* _Required work_
a – Using the inspection report, explain in one to three sentences why the inspectors identified a violation of 10 CFR 50.71.
b – In the layout coordinate data, reproduce the lines verbatim, starting with the line that contains "Detect and localize" and going on through the line that contains "header-divider — [263, 58, 265, 92]".

* _Article_
----

This TI was closed for both units at the Prairie Island Nuclear Generating Plant.

c. Findings

Introduction:

The inspectors identified an NCV of 10 CFR 50.71, Maintenance of records, making of reports, for the licensees failure to adequately update the Prairie Island Nuclear Generating Plant USAR. Specifically, the inspectors identified that the licensee had not updated the USAR to reflect the analyses that were performed in response to GL 2004-02, Potential Impact of Debris Blockage on Emergency Recirculation during Design Basis Accidents at Pressurized-Water Reactors.

Description:

The licensee provided an update of their USAR to the NRC on May 7, 2007 (ML071290624), to reflect the physical modifications that were incorporated at the plant as part of their commitments to address GL 2004-02. That update was documented in CAP 1059000, USAR Change Per Containment Sump B Strainer Mod EC 0378.

However, the licensee did not include in the update several analyses that were performed. These analyses were performed in support of commitments that PINGP had made to the NRC as part of their response to GL 2004-02. The GL requested licensees to perform an evaluation of the emergency core cooling system and containment spray system recirculation functions and required licensees to provide a written response.

The inspectors noted that the analyses performed for the ECCS and recirculation functions were considered part of an analysis of a new safety issue performed at NRC request as discussed in 10 CFR 50.71(e).

----

(Layout coordinate data)
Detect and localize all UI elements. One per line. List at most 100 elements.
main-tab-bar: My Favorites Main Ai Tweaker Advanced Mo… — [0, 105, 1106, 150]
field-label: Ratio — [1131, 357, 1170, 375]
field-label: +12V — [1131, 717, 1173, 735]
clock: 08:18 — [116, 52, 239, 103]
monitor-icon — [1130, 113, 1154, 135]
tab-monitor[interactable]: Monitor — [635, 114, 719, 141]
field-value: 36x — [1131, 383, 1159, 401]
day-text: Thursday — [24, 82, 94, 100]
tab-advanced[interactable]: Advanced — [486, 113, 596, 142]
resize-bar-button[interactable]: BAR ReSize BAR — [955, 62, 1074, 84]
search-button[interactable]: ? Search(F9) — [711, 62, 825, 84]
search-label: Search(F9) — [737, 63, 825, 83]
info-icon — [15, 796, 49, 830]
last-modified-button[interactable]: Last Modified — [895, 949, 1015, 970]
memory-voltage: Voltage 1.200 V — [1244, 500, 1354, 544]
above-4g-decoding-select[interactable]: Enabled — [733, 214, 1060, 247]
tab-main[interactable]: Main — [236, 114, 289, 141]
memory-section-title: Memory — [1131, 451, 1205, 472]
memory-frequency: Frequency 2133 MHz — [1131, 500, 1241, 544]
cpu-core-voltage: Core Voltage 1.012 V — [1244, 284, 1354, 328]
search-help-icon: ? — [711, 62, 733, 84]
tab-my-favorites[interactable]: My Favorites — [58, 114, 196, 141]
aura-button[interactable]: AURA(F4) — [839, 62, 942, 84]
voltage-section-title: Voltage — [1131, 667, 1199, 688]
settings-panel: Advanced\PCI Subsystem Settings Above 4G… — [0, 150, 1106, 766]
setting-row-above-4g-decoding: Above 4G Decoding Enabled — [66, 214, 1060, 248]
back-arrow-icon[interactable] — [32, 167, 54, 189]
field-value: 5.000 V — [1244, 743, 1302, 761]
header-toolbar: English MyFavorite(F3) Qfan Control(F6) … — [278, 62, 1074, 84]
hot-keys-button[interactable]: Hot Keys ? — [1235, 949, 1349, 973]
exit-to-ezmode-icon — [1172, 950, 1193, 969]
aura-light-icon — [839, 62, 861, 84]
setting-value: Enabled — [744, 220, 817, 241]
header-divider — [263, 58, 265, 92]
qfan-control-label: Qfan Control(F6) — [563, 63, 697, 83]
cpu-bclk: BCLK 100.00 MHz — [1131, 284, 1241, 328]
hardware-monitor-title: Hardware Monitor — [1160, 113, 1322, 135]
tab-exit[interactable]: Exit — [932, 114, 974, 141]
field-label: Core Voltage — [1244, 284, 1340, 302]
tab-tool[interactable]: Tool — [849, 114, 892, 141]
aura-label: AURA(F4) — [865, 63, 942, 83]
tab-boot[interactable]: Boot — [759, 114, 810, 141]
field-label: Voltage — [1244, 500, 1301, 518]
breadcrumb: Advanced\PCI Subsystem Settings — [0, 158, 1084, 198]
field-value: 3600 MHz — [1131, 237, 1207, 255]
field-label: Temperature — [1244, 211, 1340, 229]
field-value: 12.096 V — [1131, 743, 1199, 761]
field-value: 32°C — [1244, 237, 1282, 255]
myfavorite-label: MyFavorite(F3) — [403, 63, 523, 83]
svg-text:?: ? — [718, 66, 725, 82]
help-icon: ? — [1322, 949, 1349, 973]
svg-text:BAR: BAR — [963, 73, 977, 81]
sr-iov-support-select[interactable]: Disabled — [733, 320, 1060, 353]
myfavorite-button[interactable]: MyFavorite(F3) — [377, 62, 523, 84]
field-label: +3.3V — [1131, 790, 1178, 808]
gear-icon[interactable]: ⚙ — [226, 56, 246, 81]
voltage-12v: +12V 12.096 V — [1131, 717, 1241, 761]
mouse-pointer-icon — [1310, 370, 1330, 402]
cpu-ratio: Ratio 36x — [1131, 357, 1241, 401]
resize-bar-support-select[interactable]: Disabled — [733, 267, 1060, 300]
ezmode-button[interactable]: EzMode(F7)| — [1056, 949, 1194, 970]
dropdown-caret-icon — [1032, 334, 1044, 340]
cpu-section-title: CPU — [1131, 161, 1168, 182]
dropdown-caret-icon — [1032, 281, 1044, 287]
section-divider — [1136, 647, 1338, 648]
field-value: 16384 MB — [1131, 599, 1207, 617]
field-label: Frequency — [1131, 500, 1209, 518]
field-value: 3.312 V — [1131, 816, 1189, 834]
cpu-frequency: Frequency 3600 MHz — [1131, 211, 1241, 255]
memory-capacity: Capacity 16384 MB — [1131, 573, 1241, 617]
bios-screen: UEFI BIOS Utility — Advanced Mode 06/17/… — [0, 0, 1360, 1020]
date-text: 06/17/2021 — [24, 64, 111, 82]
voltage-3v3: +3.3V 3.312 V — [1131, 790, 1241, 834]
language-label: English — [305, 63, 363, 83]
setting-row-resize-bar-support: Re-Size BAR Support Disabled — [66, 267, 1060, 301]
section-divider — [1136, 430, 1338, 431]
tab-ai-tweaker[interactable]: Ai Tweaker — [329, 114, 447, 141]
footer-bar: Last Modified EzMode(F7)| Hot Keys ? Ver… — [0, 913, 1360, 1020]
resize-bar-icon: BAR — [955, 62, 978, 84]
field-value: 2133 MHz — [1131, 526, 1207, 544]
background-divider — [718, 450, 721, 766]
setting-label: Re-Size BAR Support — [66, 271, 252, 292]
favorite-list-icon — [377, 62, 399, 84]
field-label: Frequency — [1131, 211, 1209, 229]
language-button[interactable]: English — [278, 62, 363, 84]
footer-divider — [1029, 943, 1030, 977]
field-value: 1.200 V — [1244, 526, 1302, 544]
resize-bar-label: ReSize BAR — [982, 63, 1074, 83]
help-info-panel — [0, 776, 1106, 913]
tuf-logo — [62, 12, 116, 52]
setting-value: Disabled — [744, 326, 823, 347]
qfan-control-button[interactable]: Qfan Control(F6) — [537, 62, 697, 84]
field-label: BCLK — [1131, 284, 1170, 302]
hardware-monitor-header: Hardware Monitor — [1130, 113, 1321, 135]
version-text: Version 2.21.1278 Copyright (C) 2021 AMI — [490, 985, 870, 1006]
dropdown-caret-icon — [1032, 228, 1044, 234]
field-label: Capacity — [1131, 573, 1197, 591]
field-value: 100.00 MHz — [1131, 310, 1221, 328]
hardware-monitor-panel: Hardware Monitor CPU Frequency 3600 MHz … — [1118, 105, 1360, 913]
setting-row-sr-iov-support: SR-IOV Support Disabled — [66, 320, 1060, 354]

----

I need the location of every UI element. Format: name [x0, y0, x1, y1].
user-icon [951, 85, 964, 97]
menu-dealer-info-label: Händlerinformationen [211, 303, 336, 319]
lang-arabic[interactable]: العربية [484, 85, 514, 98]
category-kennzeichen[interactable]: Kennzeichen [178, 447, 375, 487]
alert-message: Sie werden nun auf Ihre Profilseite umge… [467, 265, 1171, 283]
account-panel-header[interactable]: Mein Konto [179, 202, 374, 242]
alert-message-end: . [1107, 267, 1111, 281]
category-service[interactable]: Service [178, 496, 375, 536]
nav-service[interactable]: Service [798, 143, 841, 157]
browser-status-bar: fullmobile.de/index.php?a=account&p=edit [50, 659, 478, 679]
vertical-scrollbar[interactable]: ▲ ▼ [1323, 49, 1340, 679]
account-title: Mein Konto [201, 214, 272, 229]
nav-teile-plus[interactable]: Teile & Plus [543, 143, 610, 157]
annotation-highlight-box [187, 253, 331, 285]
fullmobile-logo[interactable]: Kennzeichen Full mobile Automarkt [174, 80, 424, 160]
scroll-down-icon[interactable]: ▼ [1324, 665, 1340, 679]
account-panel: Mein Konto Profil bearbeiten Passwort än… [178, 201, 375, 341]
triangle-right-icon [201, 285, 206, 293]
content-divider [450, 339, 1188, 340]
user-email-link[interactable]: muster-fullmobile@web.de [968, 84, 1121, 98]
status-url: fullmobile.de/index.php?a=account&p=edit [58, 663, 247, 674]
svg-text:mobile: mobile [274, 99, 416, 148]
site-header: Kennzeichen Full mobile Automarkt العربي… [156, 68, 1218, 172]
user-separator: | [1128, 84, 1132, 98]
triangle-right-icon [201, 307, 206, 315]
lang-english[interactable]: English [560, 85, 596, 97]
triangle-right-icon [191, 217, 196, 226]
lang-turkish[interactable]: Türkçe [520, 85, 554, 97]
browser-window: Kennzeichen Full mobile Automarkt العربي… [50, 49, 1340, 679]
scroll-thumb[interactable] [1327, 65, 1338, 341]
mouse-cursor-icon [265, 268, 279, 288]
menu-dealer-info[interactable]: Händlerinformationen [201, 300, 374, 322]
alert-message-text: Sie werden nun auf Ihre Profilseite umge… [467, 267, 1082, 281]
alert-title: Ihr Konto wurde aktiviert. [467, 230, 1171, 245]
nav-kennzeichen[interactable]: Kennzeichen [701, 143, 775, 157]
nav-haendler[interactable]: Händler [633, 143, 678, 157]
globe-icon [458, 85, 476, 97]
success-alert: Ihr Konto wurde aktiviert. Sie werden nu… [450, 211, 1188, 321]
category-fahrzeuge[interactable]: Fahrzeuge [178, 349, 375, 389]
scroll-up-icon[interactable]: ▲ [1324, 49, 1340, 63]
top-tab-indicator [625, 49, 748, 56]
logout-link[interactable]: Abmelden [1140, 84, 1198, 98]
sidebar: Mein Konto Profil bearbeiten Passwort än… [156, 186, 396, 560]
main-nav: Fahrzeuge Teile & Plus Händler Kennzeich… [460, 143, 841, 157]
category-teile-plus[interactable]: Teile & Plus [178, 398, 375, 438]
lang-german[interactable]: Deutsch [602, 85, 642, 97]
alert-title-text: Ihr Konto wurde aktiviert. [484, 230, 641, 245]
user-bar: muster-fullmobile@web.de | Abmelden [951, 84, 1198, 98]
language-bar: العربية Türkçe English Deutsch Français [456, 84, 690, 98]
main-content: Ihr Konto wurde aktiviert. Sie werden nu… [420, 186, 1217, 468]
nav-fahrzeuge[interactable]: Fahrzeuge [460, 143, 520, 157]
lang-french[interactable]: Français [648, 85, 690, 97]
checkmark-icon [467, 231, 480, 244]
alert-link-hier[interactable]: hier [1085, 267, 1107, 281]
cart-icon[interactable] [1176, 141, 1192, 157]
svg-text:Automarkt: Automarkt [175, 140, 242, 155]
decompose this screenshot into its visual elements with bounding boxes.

----

* _Exercise responses_
a – The licensee had not updated the Prairie Island Nuclear Generating Plant USAR to reflect the analyses performed in response to GL 2004-02. Its May 7, 2007 update covered the physical modifications made at the plant, but it left out several analyses performed in support of its commitments to the NRC.

b –
Detect and localize all UI elements. One per line. List at most 100 elements.
main-tab-bar: My Favorites Main Ai Tweaker Advanced Mo… — [0, 105, 1106, 150]
field-label: Ratio — [1131, 357, 1170, 375]
field-label: +12V — [1131, 717, 1173, 735]
clock: 08:18 — [116, 52, 239, 103]
monitor-icon — [1130, 113, 1154, 135]
tab-monitor[interactable]: Monitor — [635, 114, 719, 141]
field-value: 36x — [1131, 383, 1159, 401]
day-text: Thursday — [24, 82, 94, 100]
tab-advanced[interactable]: Advanced — [486, 113, 596, 142]
resize-bar-button[interactable]: BAR ReSize BAR — [955, 62, 1074, 84]
search-button[interactable]: ? Search(F9) — [711, 62, 825, 84]
search-label: Search(F9) — [737, 63, 825, 83]
info-icon — [15, 796, 49, 830]
last-modified-button[interactable]: Last Modified — [895, 949, 1015, 970]
memory-voltage: Voltage 1.200 V — [1244, 500, 1354, 544]
above-4g-decoding-select[interactable]: Enabled — [733, 214, 1060, 247]
tab-main[interactable]: Main — [236, 114, 289, 141]
memory-section-title: Memory — [1131, 451, 1205, 472]
memory-frequency: Frequency 2133 MHz — [1131, 500, 1241, 544]
cpu-core-voltage: Core Voltage 1.012 V — [1244, 284, 1354, 328]
search-help-icon: ? — [711, 62, 733, 84]
tab-my-favorites[interactable]: My Favorites — [58, 114, 196, 141]
aura-button[interactable]: AURA(F4) — [839, 62, 942, 84]
voltage-section-title: Voltage — [1131, 667, 1199, 688]
settings-panel: Advanced\PCI Subsystem Settings Above 4G… — [0, 150, 1106, 766]
setting-row-above-4g-decoding: Above 4G Decoding Enabled — [66, 214, 1060, 248]
back-arrow-icon[interactable] — [32, 167, 54, 189]
field-value: 5.000 V — [1244, 743, 1302, 761]
header-toolbar: English MyFavorite(F3) Qfan Control(F6) … — [278, 62, 1074, 84]
hot-keys-button[interactable]: Hot Keys ? — [1235, 949, 1349, 973]
exit-to-ezmode-icon — [1172, 950, 1193, 969]
aura-light-icon — [839, 62, 861, 84]
setting-value: Enabled — [744, 220, 817, 241]
header-divider — [263, 58, 265, 92]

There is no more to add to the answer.